Consider the records below. How many of their lines include the word "fungerar"? State the number and nothing else.

-- start of Dataset records --

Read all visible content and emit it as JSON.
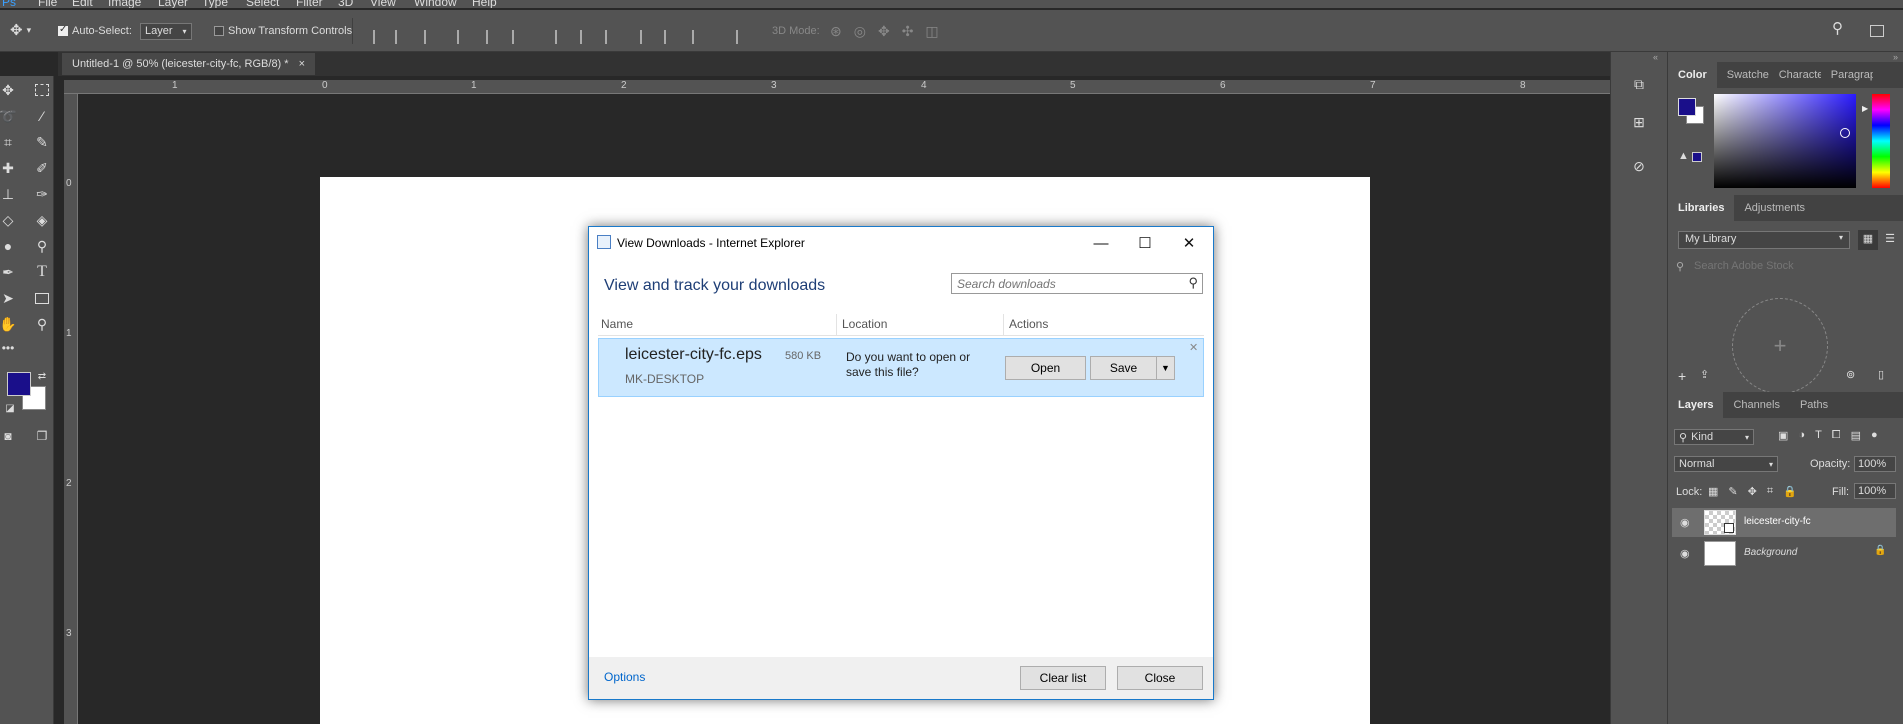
{
  "menubar": {
    "items": [
      "File",
      "Edit",
      "Image",
      "Layer",
      "Type",
      "Select",
      "Filter",
      "3D",
      "View",
      "Window",
      "Help"
    ]
  },
  "options_bar": {
    "auto_select_label": "Auto-Select:",
    "auto_select_checked": true,
    "auto_select_value": "Layer",
    "show_transform_label": "Show Transform Controls",
    "show_transform_checked": false,
    "mode_3d_label": "3D Mode:"
  },
  "document_tab": {
    "title": "Untitled-1 @ 50% (leicester-city-fc, RGB/8) *",
    "close": "×"
  },
  "ruler": {
    "top_numbers": [
      "1",
      "0",
      "1",
      "2",
      "3",
      "4",
      "5",
      "6",
      "7",
      "8"
    ],
    "left_numbers": [
      "0",
      "1",
      "2",
      "3"
    ]
  },
  "tools": [
    "move-tool",
    "marquee-tool",
    "lasso-tool",
    "magic-wand-tool",
    "crop-tool",
    "eyedropper-tool",
    "healing-brush-tool",
    "brush-tool",
    "clone-stamp-tool",
    "history-brush-tool",
    "eraser-tool",
    "paint-bucket-tool",
    "blur-tool",
    "dodge-tool",
    "pen-tool",
    "type-tool",
    "path-selection-tool",
    "rectangle-tool",
    "hand-tool",
    "zoom-tool",
    "more-tools"
  ],
  "colors": {
    "foreground": "#1a0f8a",
    "background": "#ffffff",
    "dialog_accent": "#1979ca",
    "row_highlight": "#cce8ff"
  },
  "panels": {
    "color_tabs": [
      "Color",
      "Swatches",
      "Characters",
      "Paragraph"
    ],
    "library_tabs": [
      "Libraries",
      "Adjustments"
    ],
    "library_name": "My Library",
    "stock_search_placeholder": "Search Adobe Stock",
    "layers_tabs": [
      "Layers",
      "Channels",
      "Paths"
    ],
    "filter_kind": "Kind",
    "blend_mode": "Normal",
    "opacity_label": "Opacity:",
    "opacity_value": "100%",
    "lock_label": "Lock:",
    "fill_label": "Fill:",
    "fill_value": "100%",
    "layers": [
      {
        "name": "leicester-city-fc",
        "selected": true
      },
      {
        "name": "Background",
        "locked": true
      }
    ]
  },
  "dialog": {
    "title": "View Downloads - Internet Explorer",
    "heading": "View and track your downloads",
    "search_placeholder": "Search downloads",
    "columns": {
      "name": "Name",
      "location": "Location",
      "actions": "Actions"
    },
    "download": {
      "file_name": "leicester-city-fc.eps",
      "size": "580 KB",
      "source": "MK-DESKTOP",
      "prompt": "Do you want to open or save this file?",
      "open_label": "Open",
      "save_label": "Save"
    },
    "options_link": "Options",
    "clear_list_label": "Clear list",
    "close_label": "Close"
  }
}
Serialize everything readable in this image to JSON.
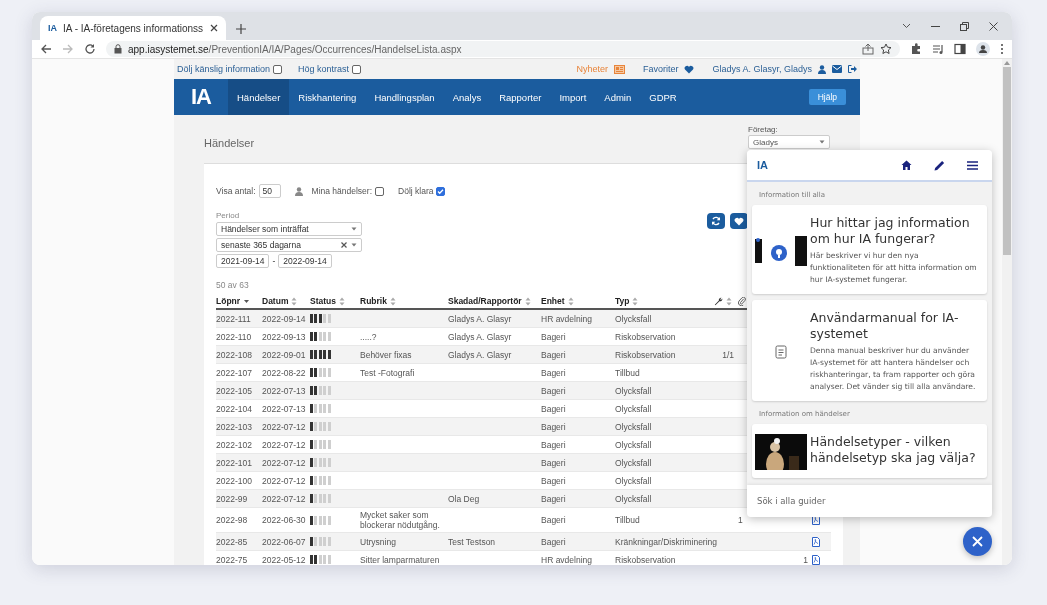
{
  "browser": {
    "favicon": "IA",
    "tab_title": "IA - IA-företagens informationss",
    "url_domain": "app.iasystemet.se",
    "url_path": "/PreventionIA/IA/Pages/Occurrences/HandelseLista.aspx"
  },
  "top_links": {
    "options": [
      {
        "label": "Dölj känslig information",
        "checked": false
      },
      {
        "label": "Hög kontrast",
        "checked": false
      }
    ],
    "news": "Nyheter",
    "favorites": "Favoriter",
    "user": "Gladys A. Glasyr, Gladys"
  },
  "nav": {
    "logo": "IA",
    "items": [
      {
        "label": "Händelser",
        "selected": true
      },
      {
        "label": "Riskhantering",
        "selected": false
      },
      {
        "label": "Handlingsplan",
        "selected": false
      },
      {
        "label": "Analys",
        "selected": false
      },
      {
        "label": "Rapporter",
        "selected": false
      },
      {
        "label": "Import",
        "selected": false
      },
      {
        "label": "Admin",
        "selected": false
      },
      {
        "label": "GDPR",
        "selected": false
      }
    ],
    "help": "Hjälp"
  },
  "company": {
    "label": "Företag:",
    "value": "Gladys"
  },
  "heading": "Händelser",
  "filters": {
    "show_label": "Visa antal:",
    "show_value": "50",
    "mine_label": "Mina händelser:",
    "mine_checked": false,
    "hide_done_label": "Dölj klara",
    "hide_done_checked": true,
    "period_label": "Period",
    "period_type": "Händelser som inträffat",
    "period_range": "senaste 365 dagarna",
    "date_from": "2021-09-14",
    "date_sep": "-",
    "date_to": "2022-09-14"
  },
  "result_count": "50 av 63",
  "table": {
    "columns": [
      {
        "kind": "text",
        "label": "Löpnr",
        "sorted": true
      },
      {
        "kind": "text",
        "label": "Datum",
        "sorted": false
      },
      {
        "kind": "text",
        "label": "Status",
        "sorted": false
      },
      {
        "kind": "text",
        "label": "Rubrik",
        "sorted": false
      },
      {
        "kind": "text",
        "label": "Skadad/Rapportör",
        "sorted": false
      },
      {
        "kind": "text",
        "label": "Enhet",
        "sorted": false
      },
      {
        "kind": "text",
        "label": "Typ",
        "sorted": false
      },
      {
        "kind": "wrench",
        "sorted": false
      },
      {
        "kind": "paperclip"
      }
    ],
    "rows": [
      {
        "number": "2022-111",
        "date": "2022-09-14",
        "level": 0.6,
        "person": "Gladys A. Glasyr",
        "unit": "HR avdelning",
        "type": "Olycksfall"
      },
      {
        "number": "2022-110",
        "date": "2022-09-13",
        "level": 0.4,
        "title": ".....?",
        "person": "Gladys A. Glasyr",
        "unit": "Bageri",
        "type": "Riskobservation"
      },
      {
        "number": "2022-108",
        "date": "2022-09-01",
        "level": 1,
        "title": "Behöver fixas",
        "person": "Gladys A. Glasyr",
        "unit": "Bageri",
        "type": "Riskobservation",
        "count_1": "1/1"
      },
      {
        "number": "2022-107",
        "date": "2022-08-22",
        "level": 0.4,
        "title": "Test -Fotografi",
        "unit": "Bageri",
        "type": "Tillbud"
      },
      {
        "number": "2022-105",
        "date": "2022-07-13",
        "level": 0.4,
        "unit": "Bageri",
        "type": "Olycksfall"
      },
      {
        "number": "2022-104",
        "date": "2022-07-13",
        "level": 0.2,
        "unit": "Bageri",
        "type": "Olycksfall"
      },
      {
        "number": "2022-103",
        "date": "2022-07-12",
        "level": 0.2,
        "unit": "Bageri",
        "type": "Olycksfall"
      },
      {
        "number": "2022-102",
        "date": "2022-07-12",
        "level": 0.2,
        "unit": "Bageri",
        "type": "Olycksfall"
      },
      {
        "number": "2022-101",
        "date": "2022-07-12",
        "level": 0.2,
        "unit": "Bageri",
        "type": "Olycksfall"
      },
      {
        "number": "2022-100",
        "date": "2022-07-12",
        "level": 0.2,
        "unit": "Bageri",
        "type": "Olycksfall"
      },
      {
        "number": "2022-99",
        "date": "2022-07-12",
        "level": 0.2,
        "person": "Ola Deg",
        "unit": "Bageri",
        "type": "Olycksfall"
      },
      {
        "number": "2022-98",
        "date": "2022-06-30",
        "level": 0.2,
        "title": "Mycket saker som blockerar nödutgång.",
        "unit": "Bageri",
        "type": "Tillbud",
        "count_2": "1",
        "pdf": true
      },
      {
        "number": "2022-85",
        "date": "2022-06-07",
        "level": 0.2,
        "title": "Utrysning",
        "person": "Test Testson",
        "unit": "Bageri",
        "type": "Kränkningar/Diskriminering",
        "pdf": true
      },
      {
        "number": "2022-75",
        "date": "2022-05-12",
        "level": 0.4,
        "title": "Sitter lamparmaturen",
        "unit": "HR avdelning",
        "type": "Riskobservation",
        "count_3": "1",
        "pdf": true
      }
    ]
  },
  "help_panel": {
    "logo": "IA",
    "sections": [
      {
        "title": "Information till alla",
        "cards": [
          {
            "kind": "picture",
            "title": "Hur hittar jag information om hur IA fungerar?",
            "text": "Här beskriver vi hur den nya funktionaliteten för att hitta information om hur IA-systemet fungerar."
          },
          {
            "kind": "document",
            "title": "Användarmanual for IA-systemet",
            "text": "Denna manual beskriver hur du använder IA-systemet för att hantera händelser och riskhanteringar, ta fram rapporter och göra analyser. Det vänder sig till alla användare."
          }
        ]
      },
      {
        "title": "Information om händelser",
        "cards": [
          {
            "kind": "picture",
            "title": "Händelsetyper - vilken händelsetyp ska jag välja?"
          }
        ]
      }
    ],
    "search_placeholder": "Sök i alla guider"
  }
}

-- end of Dataset records --

§ **Written response**
2